Aim: Output the entries below exactly as written, omitting pictures.

Data for processing:
○ ○ ○
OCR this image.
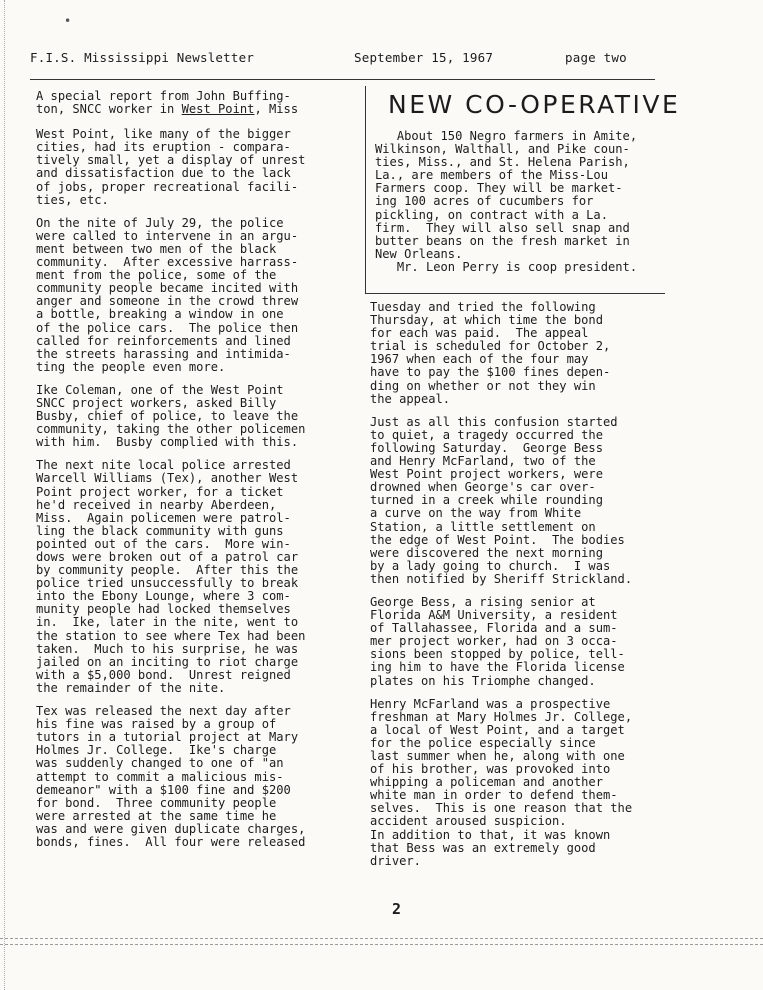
•
F.I.S. Mississippi Newsletter	September 15, 1967	page two
A special report from John Buffing-
ton, SNCC worker in West Point, Miss

West Point, like many of the bigger
cities, had its eruption - compara-
tively small, yet a display of unrest
and dissatisfaction due to the lack
of jobs, proper recreational facili-
ties, etc.

On the nite of July 29, the police
were called to intervene in an argu-
ment between two men of the black
community.  After excessive harrass-
ment from the police, some of the
community people became incited with
anger and someone in the crowd threw
a bottle, breaking a window in one
of the police cars.  The police then
called for reinforcements and lined
the streets harassing and intimida-
ting the people even more.

Ike Coleman, one of the West Point
SNCC project workers, asked Billy
Busby, chief of police, to leave the
community, taking the other policemen
with him.  Busby complied with this.

The next nite local police arrested
Warcell Williams (Tex), another West
Point project worker, for a ticket
he'd received in nearby Aberdeen,
Miss.  Again policemen were patrol-
ling the black community with guns
pointed out of the cars.  More win-
dows were broken out of a patrol car
by community people.  After this the
police tried unsuccessfully to break
into the Ebony Lounge, where 3 com-
munity people had locked themselves
in.  Ike, later in the nite, went to
the station to see where Tex had been
taken.  Much to his surprise, he was
jailed on an inciting to riot charge
with a $5,000 bond.  Unrest reigned
the remainder of the nite.

Tex was released the next day after
his fine was raised by a group of
tutors in a tutorial project at Mary
Holmes Jr. College.  Ike's charge
was suddenly changed to one of "an
attempt to commit a malicious mis-
demeanor" with a $100 fine and $200
for bond.  Three community people
were arrested at the same time he
was and were given duplicate charges,
bonds, fines.  All four were released

NEW CO-OPERATIVE

About 150 Negro farmers in Amite,

Wilkinson, Walthall, and Pike coun-

ties, Miss., and St. Helena Parish,

La., are members of the Miss-Lou

Farmers coop. They will be market-

ing 100 acres of cucumbers for

pickling, on contract with a La.

firm.  They will also sell snap and

butter beans on the fresh market in

New Orleans.

Mr. Leon Perry is coop president.

Tuesday and tried the following
Thursday, at which time the bond
for each was paid.  The appeal
trial is scheduled for October 2,
1967 when each of the four may
have to pay the $100 fines depen-
ding on whether or not they win
the appeal.

Just as all this confusion started
to quiet, a tragedy occurred the
following Saturday.  George Bess
and Henry McFarland, two of the
West Point project workers, were
drowned when George's car over-
turned in a creek while rounding
a curve on the way from White
Station, a little settlement on
the edge of West Point.  The bodies
were discovered the next morning
by a lady going to church.  I was
then notified by Sheriff Strickland.

George Bess, a rising senior at
Florida A&M University, a resident
of Tallahassee, Florida and a sum-
mer project worker, had on 3 occa-
sions been stopped by police, tell-
ing him to have the Florida license
plates on his Triomphe changed.

Henry McFarland was a prospective
freshman at Mary Holmes Jr. College,
a local of West Point, and a target
for the police especially since
last summer when he, along with one
of his brother, was provoked into
whipping a policeman and another
white man in order to defend them-
selves.  This is one reason that the
accident aroused suspicion.
In addition to that, it was known
that Bess was an extremely good
driver.

2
○ ○ ○
Written solution:
OCR this image.
•
F.I.S. Mississippi Newsletter	September 15, 1967	page two
A special report from John Buffing-
ton, SNCC worker in West Point, Miss

West Point, like many of the bigger
cities, had its eruption - compara-
tively small, yet a display of unrest
and dissatisfaction due to the lack
of jobs, proper recreational facili-
ties, etc.

On the nite of July 29, the police
were called to intervene in an argu-
ment between two men of the black
community.  After excessive harrass-
ment from the police, some of the
community people became incited with
anger and someone in the crowd threw
a bottle, breaking a window in one
of the police cars.  The police then
called for reinforcements and lined
the streets harassing and intimida-
ting the people even more.

Ike Coleman, one of the West Point
SNCC project workers, asked Billy
Busby, chief of police, to leave the
community, taking the other policemen
with him.  Busby complied with this.

The next nite local police arrested
Warcell Williams (Tex), another West
Point project worker, for a ticket
he'd received in nearby Aberdeen,
Miss.  Again policemen were patrol-
ling the black community with guns
pointed out of the cars.  More win-
dows were broken out of a patrol car
by community people.  After this the
police tried unsuccessfully to break
into the Ebony Lounge, where 3 com-
munity people had locked themselves
in.  Ike, later in the nite, went to
the station to see where Tex had been
taken.  Much to his surprise, he was
jailed on an inciting to riot charge
with a $5,000 bond.  Unrest reigned
the remainder of the nite.

Tex was released the next day after
his fine was raised by a group of
tutors in a tutorial project at Mary
Holmes Jr. College.  Ike's charge
was suddenly changed to one of "an
attempt to commit a malicious mis-
demeanor" with a $100 fine and $200
for bond.  Three community people
were arrested at the same time he
was and were given duplicate charges,
bonds, fines.  All four were released

NEW CO-OPERATIVE

About 150 Negro farmers in Amite,

Wilkinson, Walthall, and Pike coun-

ties, Miss., and St. Helena Parish,

La., are members of the Miss-Lou

Farmers coop. They will be market-

ing 100 acres of cucumbers for

pickling, on contract with a La.

firm.  They will also sell snap and

butter beans on the fresh market in

New Orleans.

Mr. Leon Perry is coop president.

Tuesday and tried the following
Thursday, at which time the bond
for each was paid.  The appeal
trial is scheduled for October 2,
1967 when each of the four may
have to pay the $100 fines depen-
ding on whether or not they win
the appeal.

Just as all this confusion started
to quiet, a tragedy occurred the
following Saturday.  George Bess
and Henry McFarland, two of the
West Point project workers, were
drowned when George's car over-
turned in a creek while rounding
a curve on the way from White
Station, a little settlement on
the edge of West Point.  The bodies
were discovered the next morning
by a lady going to church.  I was
then notified by Sheriff Strickland.

George Bess, a rising senior at
Florida A&M University, a resident
of Tallahassee, Florida and a sum-
mer project worker, had on 3 occa-
sions been stopped by police, tell-
ing him to have the Florida license
plates on his Triomphe changed.

Henry McFarland was a prospective
freshman at Mary Holmes Jr. College,
a local of West Point, and a target
for the police especially since
last summer when he, along with one
of his brother, was provoked into
whipping a policeman and another
white man in order to defend them-
selves.  This is one reason that the
accident aroused suspicion.
In addition to that, it was known
that Bess was an extremely good
driver.

2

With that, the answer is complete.